_Dataset records_.
● ● ●

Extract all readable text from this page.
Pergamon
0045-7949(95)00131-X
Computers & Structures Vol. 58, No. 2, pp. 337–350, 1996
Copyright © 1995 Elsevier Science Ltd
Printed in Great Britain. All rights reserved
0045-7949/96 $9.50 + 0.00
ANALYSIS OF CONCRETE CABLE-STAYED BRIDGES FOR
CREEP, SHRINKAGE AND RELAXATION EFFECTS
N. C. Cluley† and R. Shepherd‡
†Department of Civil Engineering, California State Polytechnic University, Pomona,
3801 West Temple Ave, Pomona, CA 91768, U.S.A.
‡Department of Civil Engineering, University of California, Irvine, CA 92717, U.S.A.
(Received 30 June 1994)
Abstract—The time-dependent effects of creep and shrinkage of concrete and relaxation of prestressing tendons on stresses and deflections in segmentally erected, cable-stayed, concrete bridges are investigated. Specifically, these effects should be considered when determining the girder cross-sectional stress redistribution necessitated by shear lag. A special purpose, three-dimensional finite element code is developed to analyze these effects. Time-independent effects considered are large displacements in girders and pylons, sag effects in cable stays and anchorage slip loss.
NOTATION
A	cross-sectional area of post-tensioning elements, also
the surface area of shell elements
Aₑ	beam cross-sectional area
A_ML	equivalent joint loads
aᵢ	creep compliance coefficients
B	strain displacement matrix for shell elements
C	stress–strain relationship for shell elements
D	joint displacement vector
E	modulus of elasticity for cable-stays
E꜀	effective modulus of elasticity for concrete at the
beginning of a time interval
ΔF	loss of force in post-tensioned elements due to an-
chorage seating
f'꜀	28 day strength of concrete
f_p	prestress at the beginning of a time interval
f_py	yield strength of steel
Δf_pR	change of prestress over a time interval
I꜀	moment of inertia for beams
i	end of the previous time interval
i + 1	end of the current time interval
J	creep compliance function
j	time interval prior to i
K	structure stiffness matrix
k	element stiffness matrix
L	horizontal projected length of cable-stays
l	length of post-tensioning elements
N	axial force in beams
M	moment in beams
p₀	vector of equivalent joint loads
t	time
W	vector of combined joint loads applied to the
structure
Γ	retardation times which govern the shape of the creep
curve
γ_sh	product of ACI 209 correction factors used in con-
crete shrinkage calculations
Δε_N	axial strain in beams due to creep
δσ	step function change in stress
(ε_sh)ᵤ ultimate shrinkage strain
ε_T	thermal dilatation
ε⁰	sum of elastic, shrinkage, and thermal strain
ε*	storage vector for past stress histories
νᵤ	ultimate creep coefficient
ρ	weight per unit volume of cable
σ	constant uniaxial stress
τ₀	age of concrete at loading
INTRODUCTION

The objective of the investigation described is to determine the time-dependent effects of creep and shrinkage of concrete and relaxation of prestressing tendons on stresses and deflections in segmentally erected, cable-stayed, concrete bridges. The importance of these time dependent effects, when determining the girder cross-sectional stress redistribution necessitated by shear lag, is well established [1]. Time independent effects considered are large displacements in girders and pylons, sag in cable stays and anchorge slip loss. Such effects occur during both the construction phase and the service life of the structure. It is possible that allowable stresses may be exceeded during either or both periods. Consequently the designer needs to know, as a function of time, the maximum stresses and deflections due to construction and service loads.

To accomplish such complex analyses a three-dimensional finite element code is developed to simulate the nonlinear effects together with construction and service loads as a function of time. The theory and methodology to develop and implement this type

● ● ●

_Problem_. Copy all the records above exactly, missing none.

_Output for this exercise_.
Extract all readable text from this page.
Pergamon
0045-7949(95)00131-X
Computers & Structures Vol. 58, No. 2, pp. 337–350, 1996
Copyright © 1995 Elsevier Science Ltd
Printed in Great Britain. All rights reserved
0045-7949/96 $9.50 + 0.00
ANALYSIS OF CONCRETE CABLE-STAYED BRIDGES FOR
CREEP, SHRINKAGE AND RELAXATION EFFECTS
N. C. Cluley† and R. Shepherd‡
†Department of Civil Engineering, California State Polytechnic University, Pomona,
3801 West Temple Ave, Pomona, CA 91768, U.S.A.
‡Department of Civil Engineering, University of California, Irvine, CA 92717, U.S.A.
(Received 30 June 1994)
Abstract—The time-dependent effects of creep and shrinkage of concrete and relaxation of prestressing tendons on stresses and deflections in segmentally erected, cable-stayed, concrete bridges are investigated. Specifically, these effects should be considered when determining the girder cross-sectional stress redistribution necessitated by shear lag. A special purpose, three-dimensional finite element code is developed to analyze these effects. Time-independent effects considered are large displacements in girders and pylons, sag effects in cable stays and anchorage slip loss.
NOTATION
A	cross-sectional area of post-tensioning elements, also
the surface area of shell elements
Aₑ	beam cross-sectional area
A_ML	equivalent joint loads
aᵢ	creep compliance coefficients
B	strain displacement matrix for shell elements
C	stress–strain relationship for shell elements
D	joint displacement vector
E	modulus of elasticity for cable-stays
E꜀	effective modulus of elasticity for concrete at the
beginning of a time interval
ΔF	loss of force in post-tensioned elements due to an-
chorage seating
f'꜀	28 day strength of concrete
f_p	prestress at the beginning of a time interval
f_py	yield strength of steel
Δf_pR	change of prestress over a time interval
I꜀	moment of inertia for beams
i	end of the previous time interval
i + 1	end of the current time interval
J	creep compliance function
j	time interval prior to i
K	structure stiffness matrix
k	element stiffness matrix
L	horizontal projected length of cable-stays
l	length of post-tensioning elements
N	axial force in beams
M	moment in beams
p₀	vector of equivalent joint loads
t	time
W	vector of combined joint loads applied to the
structure
Γ	retardation times which govern the shape of the creep
curve
γ_sh	product of ACI 209 correction factors used in con-
crete shrinkage calculations
Δε_N	axial strain in beams due to creep
δσ	step function change in stress
(ε_sh)ᵤ ultimate shrinkage strain
ε_T	thermal dilatation
ε⁰	sum of elastic, shrinkage, and thermal strain
ε*	storage vector for past stress histories
νᵤ	ultimate creep coefficient
ρ	weight per unit volume of cable
σ	constant uniaxial stress
τ₀	age of concrete at loading
INTRODUCTION

The objective of the investigation described is to determine the time-dependent effects of creep and shrinkage of concrete and relaxation of prestressing tendons on stresses and deflections in segmentally erected, cable-stayed, concrete bridges. The importance of these time dependent effects, when determining the girder cross-sectional stress redistribution necessitated by shear lag, is well established [1]. Time independent effects considered are large displacements in girders and pylons, sag in cable stays and anchorge slip loss. Such effects occur during both the construction phase and the service life of the structure. It is possible that allowable stresses may be exceeded during either or both periods. Consequently the designer needs to know, as a function of time, the maximum stresses and deflections due to construction and service loads.

To accomplish such complex analyses a three-dimensional finite element code is developed to simulate the nonlinear effects together with construction and service loads as a function of time. The theory and methodology to develop and implement this type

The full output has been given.